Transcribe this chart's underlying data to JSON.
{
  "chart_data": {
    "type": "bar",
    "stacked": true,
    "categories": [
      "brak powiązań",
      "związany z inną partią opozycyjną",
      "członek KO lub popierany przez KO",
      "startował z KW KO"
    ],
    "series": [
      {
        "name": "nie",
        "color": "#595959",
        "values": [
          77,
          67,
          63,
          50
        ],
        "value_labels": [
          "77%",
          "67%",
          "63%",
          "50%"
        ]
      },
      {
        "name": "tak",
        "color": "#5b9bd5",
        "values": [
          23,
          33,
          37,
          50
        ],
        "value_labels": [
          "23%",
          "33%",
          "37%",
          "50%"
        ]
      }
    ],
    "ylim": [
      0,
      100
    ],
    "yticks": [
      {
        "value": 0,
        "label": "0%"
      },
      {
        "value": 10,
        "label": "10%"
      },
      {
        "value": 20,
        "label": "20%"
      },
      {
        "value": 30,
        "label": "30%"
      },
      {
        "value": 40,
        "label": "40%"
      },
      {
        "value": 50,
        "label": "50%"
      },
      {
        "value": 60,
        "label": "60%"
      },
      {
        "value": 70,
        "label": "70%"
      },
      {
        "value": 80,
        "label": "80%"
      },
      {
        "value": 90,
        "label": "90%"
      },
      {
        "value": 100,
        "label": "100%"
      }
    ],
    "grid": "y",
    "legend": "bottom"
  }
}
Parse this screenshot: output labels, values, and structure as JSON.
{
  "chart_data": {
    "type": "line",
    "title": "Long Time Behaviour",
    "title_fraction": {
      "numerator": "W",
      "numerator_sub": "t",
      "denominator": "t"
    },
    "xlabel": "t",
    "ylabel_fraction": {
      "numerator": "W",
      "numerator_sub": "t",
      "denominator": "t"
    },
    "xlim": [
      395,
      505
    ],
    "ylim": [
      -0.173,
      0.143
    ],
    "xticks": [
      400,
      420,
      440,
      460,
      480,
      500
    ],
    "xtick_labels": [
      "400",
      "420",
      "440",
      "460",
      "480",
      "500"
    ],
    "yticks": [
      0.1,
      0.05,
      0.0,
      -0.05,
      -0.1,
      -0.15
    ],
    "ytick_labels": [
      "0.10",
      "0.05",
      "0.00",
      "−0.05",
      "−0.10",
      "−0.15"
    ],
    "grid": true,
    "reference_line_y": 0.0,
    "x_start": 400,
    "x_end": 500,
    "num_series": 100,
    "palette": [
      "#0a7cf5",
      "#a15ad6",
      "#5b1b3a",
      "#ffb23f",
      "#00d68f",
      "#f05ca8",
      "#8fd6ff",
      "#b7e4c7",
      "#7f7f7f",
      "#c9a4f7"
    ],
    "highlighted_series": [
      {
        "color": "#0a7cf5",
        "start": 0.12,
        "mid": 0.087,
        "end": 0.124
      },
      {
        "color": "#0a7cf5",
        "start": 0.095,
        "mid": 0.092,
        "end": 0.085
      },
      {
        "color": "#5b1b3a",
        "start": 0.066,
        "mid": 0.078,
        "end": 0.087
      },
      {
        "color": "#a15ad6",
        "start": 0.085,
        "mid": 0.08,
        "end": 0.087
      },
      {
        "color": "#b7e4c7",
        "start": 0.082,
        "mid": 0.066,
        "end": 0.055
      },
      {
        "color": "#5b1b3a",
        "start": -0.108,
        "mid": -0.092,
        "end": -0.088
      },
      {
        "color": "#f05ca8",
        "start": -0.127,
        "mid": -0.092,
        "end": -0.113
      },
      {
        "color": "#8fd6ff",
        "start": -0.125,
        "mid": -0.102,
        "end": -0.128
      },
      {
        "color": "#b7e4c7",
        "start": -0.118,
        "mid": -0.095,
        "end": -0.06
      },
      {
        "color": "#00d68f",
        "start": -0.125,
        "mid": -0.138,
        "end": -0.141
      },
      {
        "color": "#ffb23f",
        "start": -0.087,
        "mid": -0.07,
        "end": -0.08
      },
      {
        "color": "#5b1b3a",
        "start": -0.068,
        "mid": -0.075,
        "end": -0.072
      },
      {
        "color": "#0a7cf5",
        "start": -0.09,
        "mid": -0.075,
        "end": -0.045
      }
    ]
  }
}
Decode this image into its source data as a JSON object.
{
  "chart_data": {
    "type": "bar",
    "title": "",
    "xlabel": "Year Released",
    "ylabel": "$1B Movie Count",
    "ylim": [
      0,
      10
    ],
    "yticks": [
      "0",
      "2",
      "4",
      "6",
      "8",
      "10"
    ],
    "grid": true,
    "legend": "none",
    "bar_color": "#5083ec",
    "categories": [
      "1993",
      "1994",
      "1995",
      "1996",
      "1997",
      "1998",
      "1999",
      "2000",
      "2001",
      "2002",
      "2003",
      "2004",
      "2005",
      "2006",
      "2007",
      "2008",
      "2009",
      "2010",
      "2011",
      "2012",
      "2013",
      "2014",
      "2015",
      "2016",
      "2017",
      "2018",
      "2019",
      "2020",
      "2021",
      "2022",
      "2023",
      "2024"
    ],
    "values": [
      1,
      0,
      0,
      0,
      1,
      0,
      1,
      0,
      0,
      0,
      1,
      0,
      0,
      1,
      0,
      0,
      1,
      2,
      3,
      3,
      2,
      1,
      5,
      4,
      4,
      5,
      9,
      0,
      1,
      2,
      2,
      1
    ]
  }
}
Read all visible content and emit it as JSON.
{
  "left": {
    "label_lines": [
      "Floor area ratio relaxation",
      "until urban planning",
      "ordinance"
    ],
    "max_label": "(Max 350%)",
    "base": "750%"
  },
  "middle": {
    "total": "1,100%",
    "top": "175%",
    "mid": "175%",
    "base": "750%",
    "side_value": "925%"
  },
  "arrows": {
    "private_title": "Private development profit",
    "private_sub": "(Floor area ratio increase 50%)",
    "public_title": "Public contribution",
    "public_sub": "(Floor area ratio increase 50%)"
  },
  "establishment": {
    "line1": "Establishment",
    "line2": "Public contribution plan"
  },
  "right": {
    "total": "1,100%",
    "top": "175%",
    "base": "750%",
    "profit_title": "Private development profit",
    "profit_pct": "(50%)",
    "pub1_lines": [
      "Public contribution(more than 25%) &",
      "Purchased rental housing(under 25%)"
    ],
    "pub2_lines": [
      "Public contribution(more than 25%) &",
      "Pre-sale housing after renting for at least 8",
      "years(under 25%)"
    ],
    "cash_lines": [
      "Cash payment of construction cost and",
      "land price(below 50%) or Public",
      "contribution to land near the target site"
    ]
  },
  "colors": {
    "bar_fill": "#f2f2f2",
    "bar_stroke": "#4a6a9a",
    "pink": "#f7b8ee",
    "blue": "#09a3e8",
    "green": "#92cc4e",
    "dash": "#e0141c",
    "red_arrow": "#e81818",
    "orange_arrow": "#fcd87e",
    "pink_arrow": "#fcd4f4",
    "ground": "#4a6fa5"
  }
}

§ Task prompt
Write down the full listing again, exactly.

§ Result of this exercise
Transcribe this chart's underlying data to JSON.
{
  "chart_data": {
    "type": "bar",
    "stacked": true,
    "categories": [
      "brak powiązań",
      "związany z inną partią opozycyjną",
      "członek KO lub popierany przez KO",
      "startował z KW KO"
    ],
    "series": [
      {
        "name": "nie",
        "color": "#595959",
        "values": [
          77,
          67,
          63,
          50
        ],
        "value_labels": [
          "77%",
          "67%",
          "63%",
          "50%"
        ]
      },
      {
        "name": "tak",
        "color": "#5b9bd5",
        "values": [
          23,
          33,
          37,
          50
        ],
        "value_labels": [
          "23%",
          "33%",
          "37%",
          "50%"
        ]
      }
    ],
    "ylim": [
      0,
      100
    ],
    "yticks": [
      {
        "value": 0,
        "label": "0%"
      },
      {
        "value": 10,
        "label": "10%"
      },
      {
        "value": 20,
        "label": "20%"
      },
      {
        "value": 30,
        "label": "30%"
      },
      {
        "value": 40,
        "label": "40%"
      },
      {
        "value": 50,
        "label": "50%"
      },
      {
        "value": 60,
        "label": "60%"
      },
      {
        "value": 70,
        "label": "70%"
      },
      {
        "value": 80,
        "label": "80%"
      },
      {
        "value": 90,
        "label": "90%"
      },
      {
        "value": 100,
        "label": "100%"
      }
    ],
    "grid": "y",
    "legend": "bottom"
  }
}
Parse this screenshot: output labels, values, and structure as JSON.
{
  "chart_data": {
    "type": "line",
    "title": "Long Time Behaviour",
    "title_fraction": {
      "numerator": "W",
      "numerator_sub": "t",
      "denominator": "t"
    },
    "xlabel": "t",
    "ylabel_fraction": {
      "numerator": "W",
      "numerator_sub": "t",
      "denominator": "t"
    },
    "xlim": [
      395,
      505
    ],
    "ylim": [
      -0.173,
      0.143
    ],
    "xticks": [
      400,
      420,
      440,
      460,
      480,
      500
    ],
    "xtick_labels": [
      "400",
      "420",
      "440",
      "460",
      "480",
      "500"
    ],
    "yticks": [
      0.1,
      0.05,
      0.0,
      -0.05,
      -0.1,
      -0.15
    ],
    "ytick_labels": [
      "0.10",
      "0.05",
      "0.00",
      "−0.05",
      "−0.10",
      "−0.15"
    ],
    "grid": true,
    "reference_line_y": 0.0,
    "x_start": 400,
    "x_end": 500,
    "num_series": 100,
    "palette": [
      "#0a7cf5",
      "#a15ad6",
      "#5b1b3a",
      "#ffb23f",
      "#00d68f",
      "#f05ca8",
      "#8fd6ff",
      "#b7e4c7",
      "#7f7f7f",
      "#c9a4f7"
    ],
    "highlighted_series": [
      {
        "color": "#0a7cf5",
        "start": 0.12,
        "mid": 0.087,
        "end": 0.124
      },
      {
        "color": "#0a7cf5",
        "start": 0.095,
        "mid": 0.092,
        "end": 0.085
      },
      {
        "color": "#5b1b3a",
        "start": 0.066,
        "mid": 0.078,
        "end": 0.087
      },
      {
        "color": "#a15ad6",
        "start": 0.085,
        "mid": 0.08,
        "end": 0.087
      },
      {
        "color": "#b7e4c7",
        "start": 0.082,
        "mid": 0.066,
        "end": 0.055
      },
      {
        "color": "#5b1b3a",
        "start": -0.108,
        "mid": -0.092,
        "end": -0.088
      },
      {
        "color": "#f05ca8",
        "start": -0.127,
        "mid": -0.092,
        "end": -0.113
      },
      {
        "color": "#8fd6ff",
        "start": -0.125,
        "mid": -0.102,
        "end": -0.128
      },
      {
        "color": "#b7e4c7",
        "start": -0.118,
        "mid": -0.095,
        "end": -0.06
      },
      {
        "color": "#00d68f",
        "start": -0.125,
        "mid": -0.138,
        "end": -0.141
      },
      {
        "color": "#ffb23f",
        "start": -0.087,
        "mid": -0.07,
        "end": -0.08
      },
      {
        "color": "#5b1b3a",
        "start": -0.068,
        "mid": -0.075,
        "end": -0.072
      },
      {
        "color": "#0a7cf5",
        "start": -0.09,
        "mid": -0.075,
        "end": -0.045
      }
    ]
  }
}
Decode this image into its source data as a JSON object.
{
  "chart_data": {
    "type": "bar",
    "title": "",
    "xlabel": "Year Released",
    "ylabel": "$1B Movie Count",
    "ylim": [
      0,
      10
    ],
    "yticks": [
      "0",
      "2",
      "4",
      "6",
      "8",
      "10"
    ],
    "grid": true,
    "legend": "none",
    "bar_color": "#5083ec",
    "categories": [
      "1993",
      "1994",
      "1995",
      "1996",
      "1997",
      "1998",
      "1999",
      "2000",
      "2001",
      "2002",
      "2003",
      "2004",
      "2005",
      "2006",
      "2007",
      "2008",
      "2009",
      "2010",
      "2011",
      "2012",
      "2013",
      "2014",
      "2015",
      "2016",
      "2017",
      "2018",
      "2019",
      "2020",
      "2021",
      "2022",
      "2023",
      "2024"
    ],
    "values": [
      1,
      0,
      0,
      0,
      1,
      0,
      1,
      0,
      0,
      0,
      1,
      0,
      0,
      1,
      0,
      0,
      1,
      2,
      3,
      3,
      2,
      1,
      5,
      4,
      4,
      5,
      9,
      0,
      1,
      2,
      2,
      1
    ]
  }
}
Read all visible content and emit it as JSON.
{
  "left": {
    "label_lines": [
      "Floor area ratio relaxation",
      "until urban planning",
      "ordinance"
    ],
    "max_label": "(Max 350%)",
    "base": "750%"
  },
  "middle": {
    "total": "1,100%",
    "top": "175%",
    "mid": "175%",
    "base": "750%",
    "side_value": "925%"
  },
  "arrows": {
    "private_title": "Private development profit",
    "private_sub": "(Floor area ratio increase 50%)",
    "public_title": "Public contribution",
    "public_sub": "(Floor area ratio increase 50%)"
  },
  "establishment": {
    "line1": "Establishment",
    "line2": "Public contribution plan"
  },
  "right": {
    "total": "1,100%",
    "top": "175%",
    "base": "750%",
    "profit_title": "Private development profit",
    "profit_pct": "(50%)",
    "pub1_lines": [
      "Public contribution(more than 25%) &",
      "Purchased rental housing(under 25%)"
    ],
    "pub2_lines": [
      "Public contribution(more than 25%) &",
      "Pre-sale housing after renting for at least 8",
      "years(under 25%)"
    ],
    "cash_lines": [
      "Cash payment of construction cost and",
      "land price(below 50%) or Public",
      "contribution to land near the target site"
    ]
  },
  "colors": {
    "bar_fill": "#f2f2f2",
    "bar_stroke": "#4a6a9a",
    "pink": "#f7b8ee",
    "blue": "#09a3e8",
    "green": "#92cc4e",
    "dash": "#e0141c",
    "red_arrow": "#e81818",
    "orange_arrow": "#fcd87e",
    "pink_arrow": "#fcd4f4",
    "ground": "#4a6fa5"
  }
}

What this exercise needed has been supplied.